[START Document excerpt]

Sunday, May 17, 2009

After a weekend like this, I want to do jello shots until I hurl

or maybe just start doing methamphetamine.

Anything to get the taste of so much WHOLESOME out of my mouth. Which tastes like the "Glucola" they make you drink when they screen you for diabetes.

Think I'm overreacting? Check it out:

Friday afternoon: Don obnoxious Girl Scout Leader uniform;

perform annual village cleanup with my Girl Scout troop.

Saturday morning: Go to church for son's Confirmation service.

Saturday night: Attend the annual school benefit.

Sunday morning: Church again, this time the usual service plus the annual thank-the-Sunday-school teachers plus more confirmation celebration, and an ice cream social.

Sunday afternoon: Don obnoxious Girl Scout Leader uniform;

pack American and troop flags in car; organize troop color guard; march in quaint village's 90th annual Memorial Day Parade.

Attend Memorial Day ceremony along with every other scout troop in village, also various ministers, members of the armed forces, and what looked like the village elders.

[END Document excerpt]

Tasks for this exercise ::
**1)** Answer these about the blog post:
(a) According to the writer, when do they make you drink "Glucola"?
(b) What did the writer attend on Saturday night?
(c) Which annual Memorial Day Parade did the troop march in?
**2)** Duplicate the part of the blog post that opens with the words containing "Think I'm overreacting?" and closes with "son's Confirmation service.".

[START Information supplied]

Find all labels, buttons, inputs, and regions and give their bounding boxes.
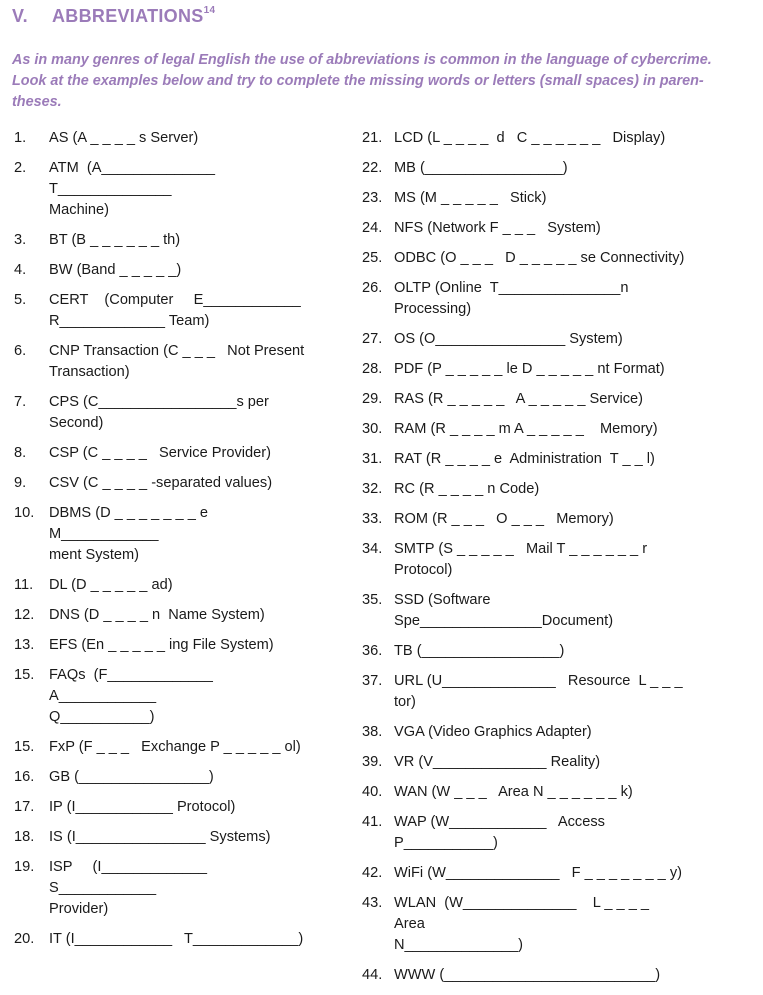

[END Information supplied]

Correct answers ::
**1)**
(a) When they screen you for diabetes.
(b) The annual school benefit.
(c) The village's 90th annual Memorial Day Parade.

**2)**
Think I'm overreacting? Check it out:

Friday afternoon: Don obnoxious Girl Scout Leader uniform;

perform annual village cleanup with my Girl Scout troop.

Saturday morning: Go to church for son's Confirmation service.